■ Direction
Return each entry exactly, with none missing.

■ Information supplied
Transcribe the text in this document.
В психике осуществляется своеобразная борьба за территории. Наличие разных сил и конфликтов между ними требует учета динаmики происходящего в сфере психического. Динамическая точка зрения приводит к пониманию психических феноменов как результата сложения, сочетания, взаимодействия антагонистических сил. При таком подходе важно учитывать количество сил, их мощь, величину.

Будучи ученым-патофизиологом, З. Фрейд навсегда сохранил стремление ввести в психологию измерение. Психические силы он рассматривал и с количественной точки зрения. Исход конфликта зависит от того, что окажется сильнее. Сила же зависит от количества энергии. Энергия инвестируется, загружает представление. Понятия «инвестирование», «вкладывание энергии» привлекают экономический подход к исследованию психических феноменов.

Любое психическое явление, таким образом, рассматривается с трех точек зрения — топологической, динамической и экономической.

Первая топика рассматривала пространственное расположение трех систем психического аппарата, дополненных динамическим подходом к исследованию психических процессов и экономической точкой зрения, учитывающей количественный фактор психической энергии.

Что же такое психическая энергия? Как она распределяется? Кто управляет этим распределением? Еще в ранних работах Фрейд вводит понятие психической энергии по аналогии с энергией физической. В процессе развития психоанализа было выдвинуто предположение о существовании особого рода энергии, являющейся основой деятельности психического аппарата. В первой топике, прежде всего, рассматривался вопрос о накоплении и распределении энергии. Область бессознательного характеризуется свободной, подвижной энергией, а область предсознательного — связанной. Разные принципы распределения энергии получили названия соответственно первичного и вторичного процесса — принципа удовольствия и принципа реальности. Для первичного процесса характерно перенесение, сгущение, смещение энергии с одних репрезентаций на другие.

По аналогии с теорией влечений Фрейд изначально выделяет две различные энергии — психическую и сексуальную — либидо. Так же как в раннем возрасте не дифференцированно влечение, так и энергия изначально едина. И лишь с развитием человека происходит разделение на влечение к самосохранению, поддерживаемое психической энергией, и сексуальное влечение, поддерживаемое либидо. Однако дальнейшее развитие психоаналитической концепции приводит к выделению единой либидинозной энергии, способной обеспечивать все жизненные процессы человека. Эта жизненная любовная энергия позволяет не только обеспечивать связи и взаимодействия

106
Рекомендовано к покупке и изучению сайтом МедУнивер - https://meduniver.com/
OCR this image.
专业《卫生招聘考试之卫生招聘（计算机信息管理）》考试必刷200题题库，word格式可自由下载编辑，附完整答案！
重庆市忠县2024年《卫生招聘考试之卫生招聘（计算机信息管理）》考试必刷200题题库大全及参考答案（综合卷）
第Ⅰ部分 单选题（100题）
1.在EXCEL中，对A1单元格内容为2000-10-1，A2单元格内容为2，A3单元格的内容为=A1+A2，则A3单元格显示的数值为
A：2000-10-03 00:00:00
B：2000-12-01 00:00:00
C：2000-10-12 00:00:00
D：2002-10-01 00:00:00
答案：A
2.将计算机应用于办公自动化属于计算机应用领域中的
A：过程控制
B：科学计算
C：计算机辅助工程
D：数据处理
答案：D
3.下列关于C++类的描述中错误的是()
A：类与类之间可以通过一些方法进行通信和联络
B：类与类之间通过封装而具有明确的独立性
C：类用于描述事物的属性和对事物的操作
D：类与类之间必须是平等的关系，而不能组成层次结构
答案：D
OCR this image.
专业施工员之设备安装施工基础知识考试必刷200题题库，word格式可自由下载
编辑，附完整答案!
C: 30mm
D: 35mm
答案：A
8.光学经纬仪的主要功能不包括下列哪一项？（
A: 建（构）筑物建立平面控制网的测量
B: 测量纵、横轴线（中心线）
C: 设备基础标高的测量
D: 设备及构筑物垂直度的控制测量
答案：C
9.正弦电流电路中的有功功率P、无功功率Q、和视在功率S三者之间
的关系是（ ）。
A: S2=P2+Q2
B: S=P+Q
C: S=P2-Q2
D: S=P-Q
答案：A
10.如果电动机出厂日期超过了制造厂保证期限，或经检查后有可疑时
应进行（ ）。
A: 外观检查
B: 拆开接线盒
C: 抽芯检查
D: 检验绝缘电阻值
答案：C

■ Reply
Transcribe the text in this document.
В психике осуществляется своеобразная борьба за территории. Наличие разных сил и конфликтов между ними требует учета динаmики происходящего в сфере психического. Динамическая точка зрения приводит к пониманию психических феноменов как результата сложения, сочетания, взаимодействия антагонистических сил. При таком подходе важно учитывать количество сил, их мощь, величину.

Будучи ученым-патофизиологом, З. Фрейд навсегда сохранил стремление ввести в психологию измерение. Психические силы он рассматривал и с количественной точки зрения. Исход конфликта зависит от того, что окажется сильнее. Сила же зависит от количества энергии. Энергия инвестируется, загружает представление. Понятия «инвестирование», «вкладывание энергии» привлекают экономический подход к исследованию психических феноменов.

Любое психическое явление, таким образом, рассматривается с трех точек зрения — топологической, динамической и экономической.

Первая топика рассматривала пространственное расположение трех систем психического аппарата, дополненных динамическим подходом к исследованию психических процессов и экономической точкой зрения, учитывающей количественный фактор психической энергии.

Что же такое психическая энергия? Как она распределяется? Кто управляет этим распределением? Еще в ранних работах Фрейд вводит понятие психической энергии по аналогии с энергией физической. В процессе развития психоанализа было выдвинуто предположение о существовании особого рода энергии, являющейся основой деятельности психического аппарата. В первой топике, прежде всего, рассматривался вопрос о накоплении и распределении энергии. Область бессознательного характеризуется свободной, подвижной энергией, а область предсознательного — связанной. Разные принципы распределения энергии получили названия соответственно первичного и вторичного процесса — принципа удовольствия и принципа реальности. Для первичного процесса характерно перенесение, сгущение, смещение энергии с одних репрезентаций на другие.

По аналогии с теорией влечений Фрейд изначально выделяет две различные энергии — психическую и сексуальную — либидо. Так же как в раннем возрасте не дифференцированно влечение, так и энергия изначально едина. И лишь с развитием человека происходит разделение на влечение к самосохранению, поддерживаемое психической энергией, и сексуальное влечение, поддерживаемое либидо. Однако дальнейшее развитие психоаналитической концепции приводит к выделению единой либидинозной энергии, способной обеспечивать все жизненные процессы человека. Эта жизненная любовная энергия позволяет не только обеспечивать связи и взаимодействия

106
Рекомендовано к покупке и изучению сайтом МедУнивер - https://meduniver.com/
OCR this image.
专业《卫生招聘考试之卫生招聘（计算机信息管理）》考试必刷200题题库，word格式可自由下载编辑，附完整答案！
重庆市忠县2024年《卫生招聘考试之卫生招聘（计算机信息管理）》考试必刷200题题库大全及参考答案（综合卷）
第Ⅰ部分 单选题（100题）
1.在EXCEL中，对A1单元格内容为2000-10-1，A2单元格内容为2，A3单元格的内容为=A1+A2，则A3单元格显示的数值为
A：2000-10-03 00:00:00
B：2000-12-01 00:00:00
C：2000-10-12 00:00:00
D：2002-10-01 00:00:00
答案：A
2.将计算机应用于办公自动化属于计算机应用领域中的
A：过程控制
B：科学计算
C：计算机辅助工程
D：数据处理
答案：D
3.下列关于C++类的描述中错误的是()
A：类与类之间可以通过一些方法进行通信和联络
B：类与类之间通过封装而具有明确的独立性
C：类用于描述事物的属性和对事物的操作
D：类与类之间必须是平等的关系，而不能组成层次结构
答案：D
OCR this image.
专业施工员之设备安装施工基础知识考试必刷200题题库，word格式可自由下载
编辑，附完整答案!
C: 30mm
D: 35mm
答案：A
8.光学经纬仪的主要功能不包括下列哪一项？（
A: 建（构）筑物建立平面控制网的测量
B: 测量纵、横轴线（中心线）
C: 设备基础标高的测量
D: 设备及构筑物垂直度的控制测量
答案：C
9.正弦电流电路中的有功功率P、无功功率Q、和视在功率S三者之间
的关系是（ ）。
A: S2=P2+Q2
B: S=P+Q
C: S=P2-Q2
D: S=P-Q
答案：A
10.如果电动机出厂日期超过了制造厂保证期限，或经检查后有可疑时
应进行（ ）。
A: 外观检查
B: 拆开接线盒
C: 抽芯检查
D: 检验绝缘电阻值
答案：C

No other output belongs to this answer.